[Extracted data entries]
######
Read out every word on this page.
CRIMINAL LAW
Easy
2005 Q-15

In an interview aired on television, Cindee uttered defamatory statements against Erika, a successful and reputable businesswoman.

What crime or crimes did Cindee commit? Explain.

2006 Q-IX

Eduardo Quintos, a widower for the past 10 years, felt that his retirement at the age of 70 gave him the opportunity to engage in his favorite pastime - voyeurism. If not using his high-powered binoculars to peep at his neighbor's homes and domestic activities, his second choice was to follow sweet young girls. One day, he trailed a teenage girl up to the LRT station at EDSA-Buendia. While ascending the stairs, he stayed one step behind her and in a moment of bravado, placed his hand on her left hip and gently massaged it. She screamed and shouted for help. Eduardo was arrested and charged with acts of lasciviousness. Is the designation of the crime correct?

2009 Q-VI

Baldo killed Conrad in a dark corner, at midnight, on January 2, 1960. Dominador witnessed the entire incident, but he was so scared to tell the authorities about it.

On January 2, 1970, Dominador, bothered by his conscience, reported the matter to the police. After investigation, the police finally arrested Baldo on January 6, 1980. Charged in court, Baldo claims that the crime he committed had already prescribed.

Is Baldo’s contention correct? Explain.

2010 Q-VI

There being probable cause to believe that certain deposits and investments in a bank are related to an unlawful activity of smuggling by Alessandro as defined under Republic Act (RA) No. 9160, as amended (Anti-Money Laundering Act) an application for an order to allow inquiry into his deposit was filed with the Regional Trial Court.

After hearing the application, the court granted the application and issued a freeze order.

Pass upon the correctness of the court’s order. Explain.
######
▸ PROBLEM DETAILS
Reproduce the data, keeping every line exactly the same.

▸ REPLY
Read out every word on this page.
CRIMINAL LAW
Easy
2005 Q-15

In an interview aired on television, Cindee uttered defamatory statements against Erika, a successful and reputable businesswoman.

What crime or crimes did Cindee commit? Explain.

2006 Q-IX

Eduardo Quintos, a widower for the past 10 years, felt that his retirement at the age of 70 gave him the opportunity to engage in his favorite pastime - voyeurism. If not using his high-powered binoculars to peep at his neighbor's homes and domestic activities, his second choice was to follow sweet young girls. One day, he trailed a teenage girl up to the LRT station at EDSA-Buendia. While ascending the stairs, he stayed one step behind her and in a moment of bravado, placed his hand on her left hip and gently massaged it. She screamed and shouted for help. Eduardo was arrested and charged with acts of lasciviousness. Is the designation of the crime correct?

2009 Q-VI

Baldo killed Conrad in a dark corner, at midnight, on January 2, 1960. Dominador witnessed the entire incident, but he was so scared to tell the authorities about it.

On January 2, 1970, Dominador, bothered by his conscience, reported the matter to the police. After investigation, the police finally arrested Baldo on January 6, 1980. Charged in court, Baldo claims that the crime he committed had already prescribed.

Is Baldo’s contention correct? Explain.

2010 Q-VI

There being probable cause to believe that certain deposits and investments in a bank are related to an unlawful activity of smuggling by Alessandro as defined under Republic Act (RA) No. 9160, as amended (Anti-Money Laundering Act) an application for an order to allow inquiry into his deposit was filed with the Regional Trial Court.

After hearing the application, the court granted the application and issued a freeze order.

Pass upon the correctness of the court’s order. Explain.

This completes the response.